-- 文書の抜粋 --

+-------+

戦国時代、67歳の武将・細川幽斎が遺した芸術作品とも言うべき「田辺城の戦い」【前編】

開戦、そして

三成の挙兵を知った幽斎は、遠からず丹後への侵攻があることを予見します。先述の通り細川家の主力は当主・忠興と共に関東にあり、丹後にはわずかな兵しか残っていません。

「兵力を分散しては各個撃破されるだけだ」

そう判断した幽斎は、主城である田辺城にすべての兵力と物資を集中し、籠城することを決断します。さらに幽斎を慕う僧や農民、商人なども志願兵として集まり、田辺城の兵力はかろうじて500人に達しました。

一方の西軍は1万5千。続々と丹後国内に侵入し、田辺城を包囲。7月22日には攻撃が始まりました。

細川軍は幽斎の指揮の下、寡兵ながらよく戦いました。

当代随一の文化人であった幽斎は交友関係も広く、包囲軍の中には彼を師と仰ぐ人物も少なくありませんでした。そのため攻撃側が手心を加えたという説もあります。

しかし圧倒的な兵力差は如何ともしがたく、このままでは落城は必至ということは誰の目にも明らかでした。

降伏という選択肢

そんな状況下で、降伏するという選択肢はなかったのでしょうか?

幽斎が選択肢として考えなかったとは思えませんし、西軍からも何らかの形で降伏勧告はなされていたでしょう。

しかし、それを選ぶことはできませんでした。降伏すれば、これまで積み上げてきたすべてを失うことが明白だったからです。実は西軍が丹後に侵入する少し前、大阪では一人の女性が命を落としていました。

彼女の名はたま。洗礼名のガラシャで知られる、忠興の正室でした。

挙兵した石田三成は、大阪にいたガラシャを人質に取ろうとしました。
忠興は愛妻家(しかもちょっと度を過ぎるくらいの)として知られていたので、成功していれば忠興と細川家の面々には大きなプレッシャーとなったことでしょう。

が、その目論見は外れます。

ガラシャは人質に取られるくらいならと、自ら死を選んでしまったのです。ガラシャ自身の意思ではなく、忠興の指示(妻を他の男に取られるくらいなら殺す)だったという説もあります。

 

どちらが真相だったにせよ

「細川家当主の妻が、人質になることを拒んで命を落とした」

という事実に間違いはありません。そしてガラシャが死んだ以上

「細川家の先代当主が、命を惜しんで降伏した」

などとなっては、これまで積み重ねてきた名声のすべてを失い、社会的には死んだも同然になってしまいます。

あるいはそうした打算を抜きに、不幸な死を遂げた嫁への義理立てという側面もあったのかもしれません。

いずれにせよこの状況下では徹底抗戦以外の選択肢はなく、兵力差が圧倒的な以上、死は免れない。できるのは死に方を選ぶことだけ……となるはずでした。他の武将であれば。

しかし、細川幽斎だけは違ったのです。

+-------+

-- データセット --

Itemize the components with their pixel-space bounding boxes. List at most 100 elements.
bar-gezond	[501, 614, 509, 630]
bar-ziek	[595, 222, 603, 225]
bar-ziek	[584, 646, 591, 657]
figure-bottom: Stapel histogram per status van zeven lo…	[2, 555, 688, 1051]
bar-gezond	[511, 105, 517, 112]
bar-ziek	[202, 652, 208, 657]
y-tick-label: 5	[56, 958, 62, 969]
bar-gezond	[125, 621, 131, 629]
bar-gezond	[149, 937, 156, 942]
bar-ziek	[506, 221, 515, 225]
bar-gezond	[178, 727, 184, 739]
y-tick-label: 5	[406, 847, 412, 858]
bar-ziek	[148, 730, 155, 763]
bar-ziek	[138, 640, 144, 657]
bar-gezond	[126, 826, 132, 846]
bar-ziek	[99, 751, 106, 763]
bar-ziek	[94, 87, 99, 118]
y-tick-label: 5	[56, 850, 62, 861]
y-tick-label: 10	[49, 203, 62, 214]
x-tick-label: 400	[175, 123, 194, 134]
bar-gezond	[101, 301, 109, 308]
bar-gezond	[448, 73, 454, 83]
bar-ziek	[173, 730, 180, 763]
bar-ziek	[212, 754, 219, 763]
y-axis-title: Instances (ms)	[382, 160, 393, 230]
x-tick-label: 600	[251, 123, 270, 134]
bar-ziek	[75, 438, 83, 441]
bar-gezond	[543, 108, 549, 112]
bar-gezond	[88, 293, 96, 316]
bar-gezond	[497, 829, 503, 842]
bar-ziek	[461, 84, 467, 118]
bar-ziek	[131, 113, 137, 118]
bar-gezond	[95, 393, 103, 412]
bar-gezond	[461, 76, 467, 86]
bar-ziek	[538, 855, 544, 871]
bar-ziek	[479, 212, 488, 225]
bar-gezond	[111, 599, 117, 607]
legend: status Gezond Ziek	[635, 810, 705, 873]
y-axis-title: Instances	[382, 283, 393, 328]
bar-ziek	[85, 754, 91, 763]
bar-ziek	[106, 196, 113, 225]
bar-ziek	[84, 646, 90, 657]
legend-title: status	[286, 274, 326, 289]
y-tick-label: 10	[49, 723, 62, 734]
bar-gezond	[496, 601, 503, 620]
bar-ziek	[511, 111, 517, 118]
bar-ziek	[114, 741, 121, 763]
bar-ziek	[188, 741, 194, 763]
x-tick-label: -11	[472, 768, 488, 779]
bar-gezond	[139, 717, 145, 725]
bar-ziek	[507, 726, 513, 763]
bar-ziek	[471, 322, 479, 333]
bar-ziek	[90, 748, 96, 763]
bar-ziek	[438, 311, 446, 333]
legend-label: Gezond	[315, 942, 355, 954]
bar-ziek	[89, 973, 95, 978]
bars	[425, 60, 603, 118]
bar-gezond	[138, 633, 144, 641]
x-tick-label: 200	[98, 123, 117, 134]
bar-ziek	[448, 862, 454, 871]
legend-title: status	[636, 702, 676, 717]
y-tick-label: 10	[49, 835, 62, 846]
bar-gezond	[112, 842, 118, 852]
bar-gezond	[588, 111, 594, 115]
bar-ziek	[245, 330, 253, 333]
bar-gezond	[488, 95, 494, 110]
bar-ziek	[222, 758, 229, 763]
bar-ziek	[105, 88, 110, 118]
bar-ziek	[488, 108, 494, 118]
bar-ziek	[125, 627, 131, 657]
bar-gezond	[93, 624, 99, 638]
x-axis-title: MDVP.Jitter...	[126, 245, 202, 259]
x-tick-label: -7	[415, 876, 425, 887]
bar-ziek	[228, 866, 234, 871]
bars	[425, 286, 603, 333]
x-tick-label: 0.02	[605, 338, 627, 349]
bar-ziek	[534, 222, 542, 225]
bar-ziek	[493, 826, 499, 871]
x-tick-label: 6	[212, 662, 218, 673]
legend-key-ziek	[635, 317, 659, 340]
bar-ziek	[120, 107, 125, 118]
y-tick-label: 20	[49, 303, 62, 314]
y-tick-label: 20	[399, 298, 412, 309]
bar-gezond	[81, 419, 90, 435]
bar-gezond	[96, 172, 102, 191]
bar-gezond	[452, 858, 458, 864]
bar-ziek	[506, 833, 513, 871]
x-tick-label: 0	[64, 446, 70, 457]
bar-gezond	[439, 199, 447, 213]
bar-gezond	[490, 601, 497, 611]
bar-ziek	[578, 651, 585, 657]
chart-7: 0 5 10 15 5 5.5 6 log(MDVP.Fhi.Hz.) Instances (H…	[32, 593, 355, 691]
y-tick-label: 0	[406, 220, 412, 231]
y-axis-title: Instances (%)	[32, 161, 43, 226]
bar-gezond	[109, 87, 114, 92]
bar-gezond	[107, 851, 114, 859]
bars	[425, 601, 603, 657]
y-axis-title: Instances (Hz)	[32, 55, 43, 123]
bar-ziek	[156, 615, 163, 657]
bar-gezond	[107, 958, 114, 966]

+-------+

-- 課題の内容 --
• A. 田辺城の戦いの文章の「三成の挙兵を知った幽斎は、遠」から「とは誰の目にも明らかでした。」までを、両端を含めて書き直してください。その際、「西軍」を「石田方」に置き換えること。
• B. 田辺城の戦いの文章によると、志願兵が加わったあと、田辺城の兵力は何人に達したか。
• C. 田辺城の戦いの文章で、幽斎が田辺城にすべての兵力と物資を集めて籠城すると決めた理由を、1～3文で説明せよ。
記録は参照しなくてよい。

-- 課題ごとの結果 --
• A.
三成の挙兵を知った幽斎は、遠からず丹後への侵攻があることを予見します。先述の通り細川家の主力は当主・忠興と共に関東にあり、丹後にはわずかな兵しか残っていません。

「兵力を分散しては各個撃破されるだけだ」

そう判断した幽斎は、主城である田辺城にすべての兵力と物資を集中し、籠城することを決断します。さらに幽斎を慕う僧や農民、商人なども志願兵として集まり、田辺城の兵力はかろうじて500人に達しました。

一方の石田方は1万5千。続々と丹後国内に侵入し、田辺城を包囲。7月22日には攻撃が始まりました。

細川軍は幽斎の指揮の下、寡兵ながらよく戦いました。

当代随一の文化人であった幽斎は交友関係も広く、包囲軍の中には彼を師と仰ぐ人物も少なくありませんでした。そのため攻撃側が手心を加えたという説もあります。

しかし圧倒的な兵力差は如何ともしがたく、このままでは落城は必至ということは誰の目にも明らかでした。

• B. かろうじて500人に達した。

• C. 細川家の主力は当主の忠興とともに関東にあり、丹後にはわずかな兵しか残っていなかった。そのため幽斎は、兵力を分散すれば各個撃破されるだけだと判断した。